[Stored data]
==*==

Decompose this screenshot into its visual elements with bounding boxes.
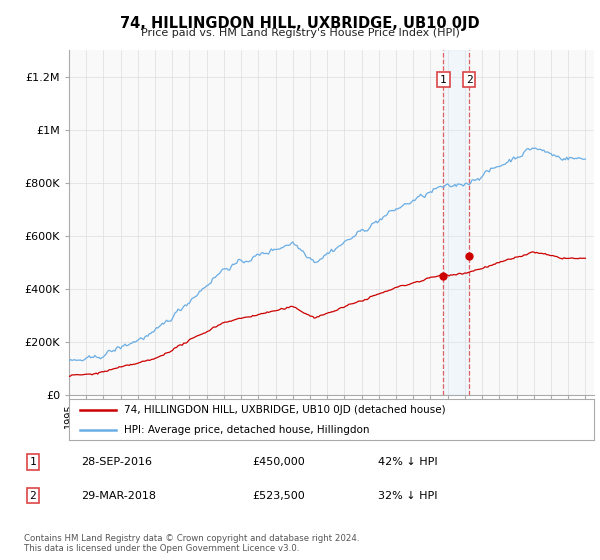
Text: £523,500: £523,500 bbox=[252, 491, 305, 501]
Text: 42% ↓ HPI: 42% ↓ HPI bbox=[378, 457, 437, 467]
Text: 2: 2 bbox=[466, 74, 473, 85]
Text: 1: 1 bbox=[29, 457, 37, 467]
Text: 29-MAR-2018: 29-MAR-2018 bbox=[81, 491, 156, 501]
Text: £450,000: £450,000 bbox=[252, 457, 305, 467]
Text: 28-SEP-2016: 28-SEP-2016 bbox=[81, 457, 152, 467]
Text: 74, HILLINGDON HILL, UXBRIDGE, UB10 0JD (detached house): 74, HILLINGDON HILL, UXBRIDGE, UB10 0JD … bbox=[124, 405, 446, 415]
Bar bbox=[443, 50, 469, 395]
Text: 2: 2 bbox=[29, 491, 37, 501]
Text: HPI: Average price, detached house, Hillingdon: HPI: Average price, detached house, Hill… bbox=[124, 426, 370, 435]
Text: 1: 1 bbox=[440, 74, 447, 85]
Text: Contains HM Land Registry data © Crown copyright and database right 2024.
This d: Contains HM Land Registry data © Crown c… bbox=[24, 534, 359, 553]
Text: 32% ↓ HPI: 32% ↓ HPI bbox=[378, 491, 437, 501]
Text: 74, HILLINGDON HILL, UXBRIDGE, UB10 0JD: 74, HILLINGDON HILL, UXBRIDGE, UB10 0JD bbox=[120, 16, 480, 31]
Text: Price paid vs. HM Land Registry's House Price Index (HPI): Price paid vs. HM Land Registry's House … bbox=[140, 28, 460, 38]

==*==

§ Exercise goal
Reproduce every line of the material above verbatim, but omit the picture.

§ Task solution
Decompose this screenshot into its visual elements with bounding boxes.
Text: £523,500: £523,500 bbox=[252, 491, 305, 501]
Text: 42% ↓ HPI: 42% ↓ HPI bbox=[378, 457, 437, 467]
Text: 2: 2 bbox=[466, 74, 473, 85]
Text: 1: 1 bbox=[29, 457, 37, 467]
Text: 29-MAR-2018: 29-MAR-2018 bbox=[81, 491, 156, 501]
Text: £450,000: £450,000 bbox=[252, 457, 305, 467]
Text: 28-SEP-2016: 28-SEP-2016 bbox=[81, 457, 152, 467]
Text: 74, HILLINGDON HILL, UXBRIDGE, UB10 0JD (detached house): 74, HILLINGDON HILL, UXBRIDGE, UB10 0JD … bbox=[124, 405, 446, 415]
Bar bbox=[443, 50, 469, 395]
Text: 2: 2 bbox=[29, 491, 37, 501]
Text: HPI: Average price, detached house, Hillingdon: HPI: Average price, detached house, Hill… bbox=[124, 426, 370, 435]
Text: 1: 1 bbox=[440, 74, 447, 85]
Text: Contains HM Land Registry data © Crown copyright and database right 2024.
This d: Contains HM Land Registry data © Crown c… bbox=[24, 534, 359, 553]
Text: 32% ↓ HPI: 32% ↓ HPI bbox=[378, 491, 437, 501]
Text: 74, HILLINGDON HILL, UXBRIDGE, UB10 0JD: 74, HILLINGDON HILL, UXBRIDGE, UB10 0JD bbox=[120, 16, 480, 31]
Text: Price paid vs. HM Land Registry's House Price Index (HPI): Price paid vs. HM Land Registry's House … bbox=[140, 28, 460, 38]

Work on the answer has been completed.